• **Task 1**
Quote the text on LanceDB rerankers word for word, beginning at the words "The ColBERT model" and stopping after the words "1 loop each)".
• **Task 2**
In the text on LanceDB rerankers, which implementation does the Colbert Reranker use locally?
• **Task 3**
Translate into Spanish this sentence from the text on LanceDB rerankers: "Colbert is similar to the Cohere reranker in that it doesn't use the existing scores from vector and full-text searches."
(Document section begins)
The ColBERT model powers Colbert Reranker. It uses the Hugging Face implementation locally.

from lancedb.rerankers import ColbertReranker

reranker = ColbertReranker()
docs = table.search(query, query_type="hybrid").rerank(reranker=reranker).to_pandas()["text"].to_list()
950 ms ± 5.78 ms per loop (mean ± std. dev. of 7 runs, 1 loop each)

The results are below.

Made Possible by Hosts, Strangers, AirCover, Categories, and OMG marketing campaigns and launches, a $67.9 million increase in our search engine marketing and advertising
spend, a $25.1 million increase in payroll-related expenses due to growth in headcount and increase in compensation costs, a $22.0 million increase in third-party service provider
expenses, and a $11.1 million increase in coupon expense in line with increase in revenue and launch of AirCover for guests, partially offset by a decrease of $22.9 million related to
...


Our future revenue growth depends on the growth of supply and demand for listings on our platform, and our business is affected by general economic and business conditions
worldwide as well as trends in the global travel and hospitality industries and the short and long-term accommodation regulatory landscape. In addition, we believe that our revenue
growth depends upon a number of factors, including:
...

Our success depends significantly on existing guests continuing to book and attracting new guests to book on our platform. Our ability to attract and retain guests could be materially
adversely affected by a number of factors discussed elsewhere in these “Risk Factors,” including:
•events beyond our control such as the ongoing COVID-19 pandemic, other pandemics and health concerns, restrictions on travel, immigration, trade disputes, economic
...

In addition, the number of listings on Airbnb may decline as a result of a number of other factors affecting Hosts, including: the COVID-19 pandemic; enforcement or threatened
enforcement of laws and regulations, including short-term occupancy and tax laws; private groups, such as homeowners, landlords, and condominium and neighborhood
associations, adopting and enforcing contracts that prohibit or restrict home sharing; leases, mortgages, and other agreements, or regulations that purport to ban or otherwise restrict
...

Table of Contents
Airbnb, Inc.
Consolidated Statements of Operations
...

Colbert is similar to the Cohere reranker in that it doesn't use the existing scores from vector and full-text searches. The results are similar to Cohere’s, except for the top 1 result.

LanceDB also supports other rerankers, including an experimental prompt-based OpenAI reranker, a Cross-encoder reranker, and others. Most of the results @ Top5 were found to be similar the ones shown above.

Subjectively, Cohere had a slight edge in getting the most relevant result (top 1), which the others missed, and considering it also included a network roundtrip, so the speed of 600ms is pretty impressive, too. This is also consistent with the evaluation results.

Rerankers speed(ms) comparison

Note: Cohere is an API-based reranker, and the speed is subject to internet connection quality

Bring your own reranker

Recognizing that ranking is a complex problem with varying requirements for every use case, hybrid Search in LanceDB is designed to be very flexible. You can easily plug in your own reranking logic. To do so, you can implement the base Reranker class as follows:

from lancedb.rerankers import Reranker

class MyCustomReranker(Reranker):
    def rerank_hybrid(self, query: str, vector_results: pa.Table, fts_results: pa.Table)-> pa.Table:
        combined_results = self.merge(vector_results, fts_results) # Or custom merge algo
        # Custom Reranking logic here

        return combined_results

reranker = MyCustomReranker()
table.search((vector_query, query)).rerank(reranker=reranker).to_pandas()

We’ve shown how you can apply reranking to significantly improve your retrieval quality with relatively small additions to your code base (by only adding a small additional latency). For RAG applications, better retrieval can significantly improve downstream generation, so it’s worth spending some time trying out this feature on your existing LanceDB workflows. We’d love to hear back from the community wwhat you build with this exciting feature!
(Document section ends)
(Raw data begins)
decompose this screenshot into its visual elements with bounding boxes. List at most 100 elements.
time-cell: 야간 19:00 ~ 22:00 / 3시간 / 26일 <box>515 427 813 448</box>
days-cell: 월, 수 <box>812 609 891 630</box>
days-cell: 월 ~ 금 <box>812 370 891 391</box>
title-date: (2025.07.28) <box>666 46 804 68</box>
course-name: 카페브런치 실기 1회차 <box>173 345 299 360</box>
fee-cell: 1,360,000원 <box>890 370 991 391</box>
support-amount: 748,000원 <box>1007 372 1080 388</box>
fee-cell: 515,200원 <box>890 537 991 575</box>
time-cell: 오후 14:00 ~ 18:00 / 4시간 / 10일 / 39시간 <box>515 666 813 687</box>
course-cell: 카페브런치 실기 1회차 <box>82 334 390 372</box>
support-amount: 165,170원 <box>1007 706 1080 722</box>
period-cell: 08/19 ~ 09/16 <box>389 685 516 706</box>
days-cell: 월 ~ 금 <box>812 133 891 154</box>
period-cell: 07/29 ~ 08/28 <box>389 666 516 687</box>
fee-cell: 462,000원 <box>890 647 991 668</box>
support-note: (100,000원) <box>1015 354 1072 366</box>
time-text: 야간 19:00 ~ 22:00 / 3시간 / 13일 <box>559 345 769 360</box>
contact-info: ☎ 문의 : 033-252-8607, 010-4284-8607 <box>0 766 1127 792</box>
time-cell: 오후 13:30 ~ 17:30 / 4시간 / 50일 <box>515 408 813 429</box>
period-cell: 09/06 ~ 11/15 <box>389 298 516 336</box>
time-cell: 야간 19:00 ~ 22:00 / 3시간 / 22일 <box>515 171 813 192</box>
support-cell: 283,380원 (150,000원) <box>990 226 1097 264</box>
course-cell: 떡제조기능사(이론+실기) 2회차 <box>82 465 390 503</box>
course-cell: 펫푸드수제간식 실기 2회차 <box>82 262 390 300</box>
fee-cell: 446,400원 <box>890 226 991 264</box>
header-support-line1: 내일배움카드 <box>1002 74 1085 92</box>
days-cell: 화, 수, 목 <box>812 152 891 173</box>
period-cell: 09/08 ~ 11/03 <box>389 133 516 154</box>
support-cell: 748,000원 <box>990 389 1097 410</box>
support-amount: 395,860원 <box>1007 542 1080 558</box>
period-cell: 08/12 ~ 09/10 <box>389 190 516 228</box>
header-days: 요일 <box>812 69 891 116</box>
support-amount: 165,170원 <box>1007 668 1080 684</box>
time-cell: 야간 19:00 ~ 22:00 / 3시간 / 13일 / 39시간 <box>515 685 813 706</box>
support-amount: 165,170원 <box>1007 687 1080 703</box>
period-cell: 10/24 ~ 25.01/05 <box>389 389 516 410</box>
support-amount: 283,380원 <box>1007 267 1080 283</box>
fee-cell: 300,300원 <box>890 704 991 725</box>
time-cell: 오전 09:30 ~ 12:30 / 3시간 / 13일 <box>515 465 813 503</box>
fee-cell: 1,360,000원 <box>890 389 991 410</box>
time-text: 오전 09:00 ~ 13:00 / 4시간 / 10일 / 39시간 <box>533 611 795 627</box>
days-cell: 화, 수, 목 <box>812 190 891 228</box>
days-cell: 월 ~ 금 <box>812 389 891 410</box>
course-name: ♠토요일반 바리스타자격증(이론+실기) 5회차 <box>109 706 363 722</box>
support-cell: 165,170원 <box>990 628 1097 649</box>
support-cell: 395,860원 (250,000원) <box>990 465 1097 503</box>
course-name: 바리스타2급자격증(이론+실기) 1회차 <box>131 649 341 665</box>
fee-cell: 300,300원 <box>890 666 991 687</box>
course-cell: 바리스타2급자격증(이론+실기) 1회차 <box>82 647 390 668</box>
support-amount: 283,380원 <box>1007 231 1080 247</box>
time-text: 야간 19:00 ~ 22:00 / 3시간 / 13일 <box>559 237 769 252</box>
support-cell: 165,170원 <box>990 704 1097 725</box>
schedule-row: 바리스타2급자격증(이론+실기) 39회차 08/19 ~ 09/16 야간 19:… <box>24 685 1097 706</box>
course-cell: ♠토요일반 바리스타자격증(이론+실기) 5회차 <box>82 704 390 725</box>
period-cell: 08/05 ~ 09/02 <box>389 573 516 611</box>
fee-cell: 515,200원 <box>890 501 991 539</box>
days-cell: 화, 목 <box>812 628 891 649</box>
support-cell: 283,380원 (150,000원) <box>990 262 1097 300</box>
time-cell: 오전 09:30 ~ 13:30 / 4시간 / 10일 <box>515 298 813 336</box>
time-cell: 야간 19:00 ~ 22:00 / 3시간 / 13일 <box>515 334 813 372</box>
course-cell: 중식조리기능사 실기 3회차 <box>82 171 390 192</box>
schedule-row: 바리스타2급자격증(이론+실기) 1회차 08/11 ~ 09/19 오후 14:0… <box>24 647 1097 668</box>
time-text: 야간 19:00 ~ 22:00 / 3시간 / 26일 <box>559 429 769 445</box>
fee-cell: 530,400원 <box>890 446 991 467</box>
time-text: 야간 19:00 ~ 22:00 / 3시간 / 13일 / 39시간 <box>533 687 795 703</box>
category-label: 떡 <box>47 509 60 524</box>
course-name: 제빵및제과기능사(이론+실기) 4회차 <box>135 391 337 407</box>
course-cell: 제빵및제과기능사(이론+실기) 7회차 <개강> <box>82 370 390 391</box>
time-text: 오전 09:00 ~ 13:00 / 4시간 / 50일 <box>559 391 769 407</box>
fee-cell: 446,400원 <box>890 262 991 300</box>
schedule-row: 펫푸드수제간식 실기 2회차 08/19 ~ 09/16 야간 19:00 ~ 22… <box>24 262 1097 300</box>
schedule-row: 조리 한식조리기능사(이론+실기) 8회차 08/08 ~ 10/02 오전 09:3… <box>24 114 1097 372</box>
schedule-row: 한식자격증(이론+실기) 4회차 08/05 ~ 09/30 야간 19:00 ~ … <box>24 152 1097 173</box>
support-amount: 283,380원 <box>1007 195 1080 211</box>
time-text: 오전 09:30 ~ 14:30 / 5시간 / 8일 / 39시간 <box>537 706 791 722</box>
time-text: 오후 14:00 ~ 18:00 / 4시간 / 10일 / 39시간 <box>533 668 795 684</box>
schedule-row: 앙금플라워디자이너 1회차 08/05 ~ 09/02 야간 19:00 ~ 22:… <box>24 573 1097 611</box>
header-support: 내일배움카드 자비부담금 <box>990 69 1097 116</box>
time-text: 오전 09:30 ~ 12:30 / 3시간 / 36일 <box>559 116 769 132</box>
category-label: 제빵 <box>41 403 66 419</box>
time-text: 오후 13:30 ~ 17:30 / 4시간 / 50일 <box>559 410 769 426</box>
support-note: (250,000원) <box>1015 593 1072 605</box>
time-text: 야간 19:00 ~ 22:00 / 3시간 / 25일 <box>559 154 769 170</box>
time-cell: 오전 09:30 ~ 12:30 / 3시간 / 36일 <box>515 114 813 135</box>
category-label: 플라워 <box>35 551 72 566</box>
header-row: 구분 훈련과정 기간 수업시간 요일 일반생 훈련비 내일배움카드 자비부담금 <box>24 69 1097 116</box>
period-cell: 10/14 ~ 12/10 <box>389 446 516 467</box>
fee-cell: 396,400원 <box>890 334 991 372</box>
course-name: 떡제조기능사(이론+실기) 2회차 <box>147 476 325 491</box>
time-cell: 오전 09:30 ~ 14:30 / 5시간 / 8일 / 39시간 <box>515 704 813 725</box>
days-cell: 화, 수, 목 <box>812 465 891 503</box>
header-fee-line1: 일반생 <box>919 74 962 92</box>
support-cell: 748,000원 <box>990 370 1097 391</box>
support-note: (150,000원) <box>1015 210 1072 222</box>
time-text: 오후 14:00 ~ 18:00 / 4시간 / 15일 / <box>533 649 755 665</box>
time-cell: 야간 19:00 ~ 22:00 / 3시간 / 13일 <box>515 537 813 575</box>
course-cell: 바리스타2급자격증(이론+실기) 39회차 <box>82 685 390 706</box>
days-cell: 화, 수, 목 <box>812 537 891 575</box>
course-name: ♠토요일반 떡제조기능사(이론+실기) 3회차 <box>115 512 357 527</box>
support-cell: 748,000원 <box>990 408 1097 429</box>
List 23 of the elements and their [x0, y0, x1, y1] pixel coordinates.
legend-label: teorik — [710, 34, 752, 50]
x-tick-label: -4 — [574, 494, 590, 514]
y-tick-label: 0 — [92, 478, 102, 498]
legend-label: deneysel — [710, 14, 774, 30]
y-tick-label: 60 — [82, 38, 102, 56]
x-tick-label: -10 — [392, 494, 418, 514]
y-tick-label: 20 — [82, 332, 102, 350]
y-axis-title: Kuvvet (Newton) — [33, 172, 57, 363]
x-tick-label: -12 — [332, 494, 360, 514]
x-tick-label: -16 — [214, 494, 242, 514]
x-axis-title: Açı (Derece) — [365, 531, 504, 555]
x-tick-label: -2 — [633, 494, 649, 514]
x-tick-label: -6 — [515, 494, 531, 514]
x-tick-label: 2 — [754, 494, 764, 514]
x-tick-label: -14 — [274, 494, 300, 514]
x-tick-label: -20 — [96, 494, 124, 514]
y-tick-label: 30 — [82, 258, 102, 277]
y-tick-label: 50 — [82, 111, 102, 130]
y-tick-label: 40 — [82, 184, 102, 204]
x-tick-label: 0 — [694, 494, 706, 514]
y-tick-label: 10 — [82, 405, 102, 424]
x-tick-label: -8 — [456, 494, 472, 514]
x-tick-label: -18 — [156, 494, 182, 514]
(Raw data ends)
• **Answer section 1**
The ColBERT model powers Colbert Reranker. It uses the Hugging Face implementation locally.

from lancedb.rerankers import ColbertReranker

reranker = ColbertReranker()
docs = table.search(query, query_type="hybrid").rerank(reranker=reranker).to_pandas()["text"].to_list()
950 ms ± 5.78 ms per loop (mean ± std. dev. of 7 runs, 1 loop each)

• **Answer section 2**
The Hugging Face implementation.

• **Answer section 3**
Colbert es similar al reranker de Cohere en que no utiliza las puntuaciones existentes de las búsquedas vectoriales y de texto completo.